• [Exercise data]:
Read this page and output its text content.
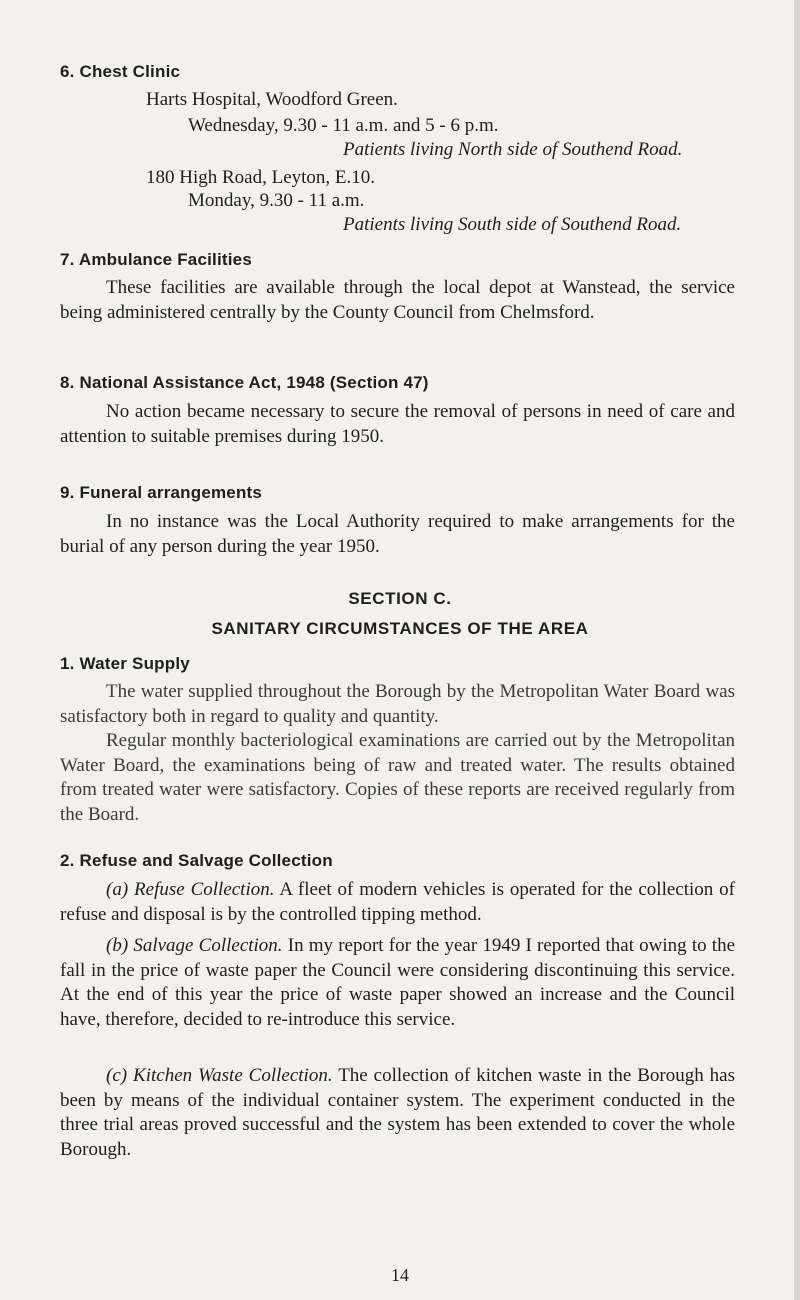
6. Chest Clinic
Harts Hospital, Woodford Green.
Wednesday, 9.30 - 11 a.m. and 5 - 6 p.m.
Patients living North side of Southend Road.
180 High Road, Leyton, E.10.
Monday, 9.30 - 11 a.m.
Patients living South side of Southend Road.
7. Ambulance Facilities
These facilities are available through the local depot at Wanstead, the service being administered centrally by the County Council from Chelmsford.
8. National Assistance Act, 1948 (Section 47)
No action became necessary to secure the removal of persons in need of care and attention to suitable premises during 1950.
9. Funeral arrangements
In no instance was the Local Authority required to make arrangements for the burial of any person during the year 1950.
SECTION C.
SANITARY CIRCUMSTANCES OF THE AREA
1. Water Supply
The water supplied throughout the Borough by the Metropolitan Water Board was satisfactory both in regard to quality and quantity.
Regular monthly bacteriological examinations are carried out by the Metropolitan Water Board, the examinations being of raw and treated water. The results obtained from treated water were satisfactory. Copies of these reports are received regularly from the Board.
2. Refuse and Salvage Collection
(a) Refuse Collection. A fleet of modern vehicles is operated for the collection of refuse and disposal is by the controlled tipping method.
(b) Salvage Collection. In my report for the year 1949 I reported that owing to the fall in the price of waste paper the Council were considering discontinuing this service. At the end of this year the price of waste paper showed an increase and the Council have, therefore, decided to re-introduce this service.
(c) Kitchen Waste Collection. The collection of kitchen waste in the Borough has been by means of the individual container system. The experiment conducted in the three trial areas proved successful and the system has been extended to cover the whole Borough.
14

• [What to work on]: How many lines in the entries hold the word "being"? Only the number is wanted.

• [Answer to the problem]: 2